>> Start

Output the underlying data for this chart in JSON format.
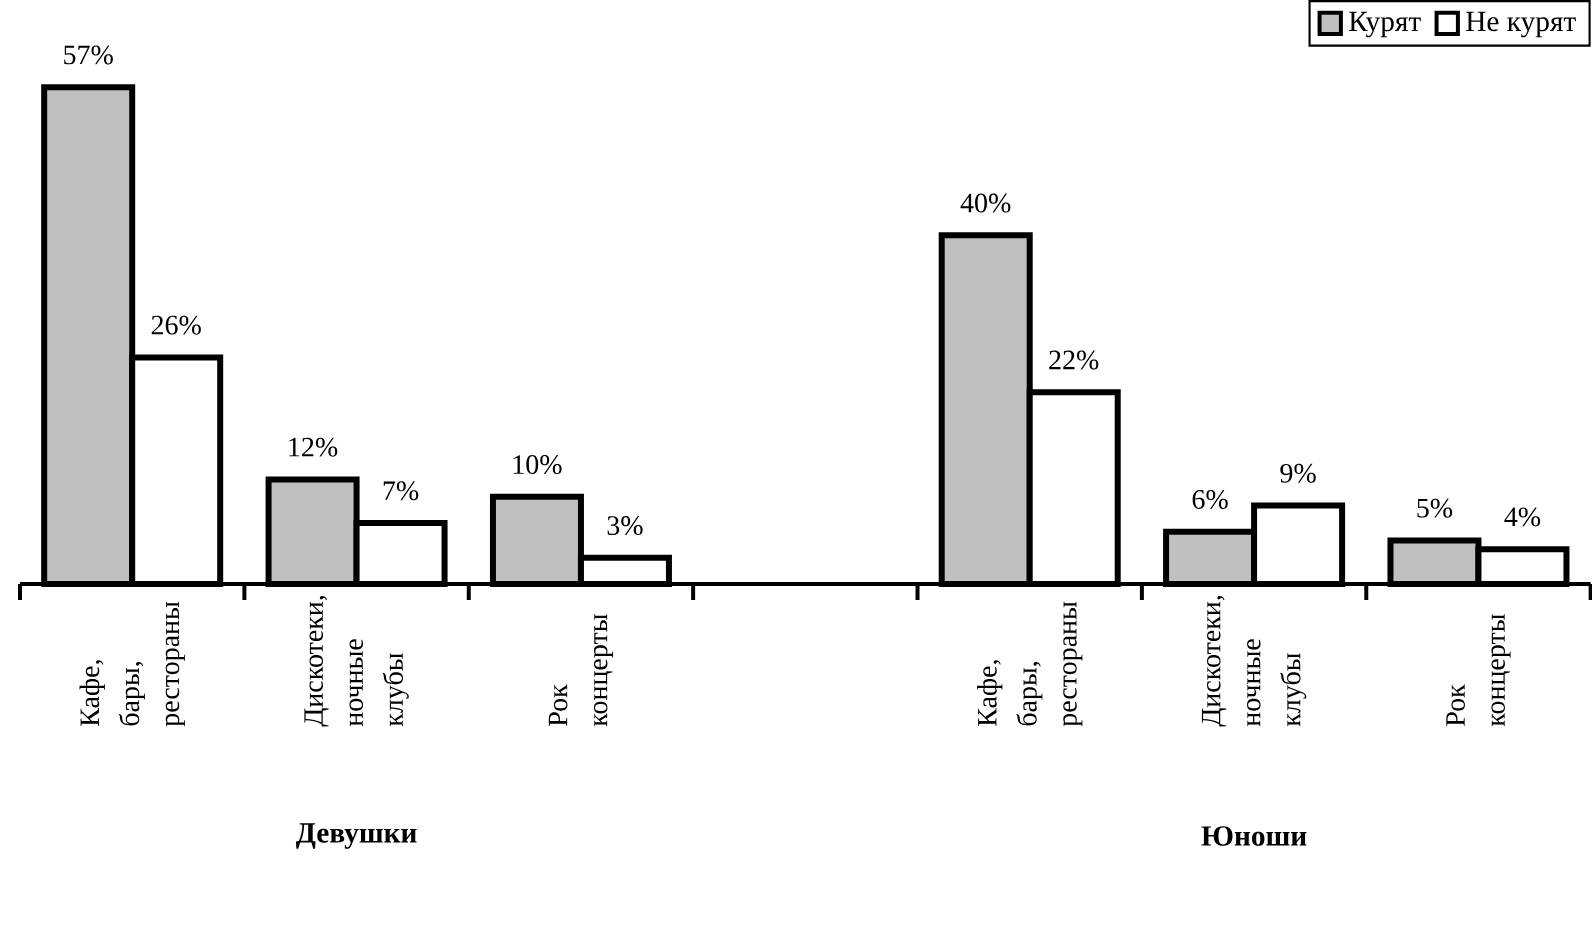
{
  "chart_data": {
    "type": "bar",
    "categories": [
      "Кафе, бары, рестораны",
      "Дискотеки, ночные клубы",
      "Рок концерты",
      null,
      "Кафе, бары, рестораны",
      "Дискотеки, ночные клубы",
      "Рок концерты"
    ],
    "series": [
      {
        "name": "Курят",
        "color": "#c0c0c0",
        "values": [
          57,
          12,
          10,
          null,
          40,
          6,
          5
        ],
        "value_labels": [
          "57%",
          "12%",
          "10%",
          null,
          "40%",
          "6%",
          "5%"
        ]
      },
      {
        "name": "Не курят",
        "color": "#ffffff",
        "values": [
          26,
          7,
          3,
          null,
          22,
          9,
          4
        ],
        "value_labels": [
          "26%",
          "7%",
          "3%",
          null,
          "22%",
          "9%",
          "4%"
        ]
      }
    ],
    "annotations": [
      "Девушки",
      "Юноши"
    ],
    "legend": "top right",
    "ylim": [
      0,
      67
    ],
    "tick_labels": "x"
  }
}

>> End

▸ **Your goal**
Repeat all of the data above word for word, minus the pictures.

▸ **Output of the task**
Output the underlying data for this chart in JSON format.
{
  "chart_data": {
    "type": "bar",
    "categories": [
      "Кафе, бары, рестораны",
      "Дискотеки, ночные клубы",
      "Рок концерты",
      null,
      "Кафе, бары, рестораны",
      "Дискотеки, ночные клубы",
      "Рок концерты"
    ],
    "series": [
      {
        "name": "Курят",
        "color": "#c0c0c0",
        "values": [
          57,
          12,
          10,
          null,
          40,
          6,
          5
        ],
        "value_labels": [
          "57%",
          "12%",
          "10%",
          null,
          "40%",
          "6%",
          "5%"
        ]
      },
      {
        "name": "Не курят",
        "color": "#ffffff",
        "values": [
          26,
          7,
          3,
          null,
          22,
          9,
          4
        ],
        "value_labels": [
          "26%",
          "7%",
          "3%",
          null,
          "22%",
          "9%",
          "4%"
        ]
      }
    ],
    "annotations": [
      "Девушки",
      "Юноши"
    ],
    "legend": "top right",
    "ylim": [
      0,
      67
    ],
    "tick_labels": "x"
  }
}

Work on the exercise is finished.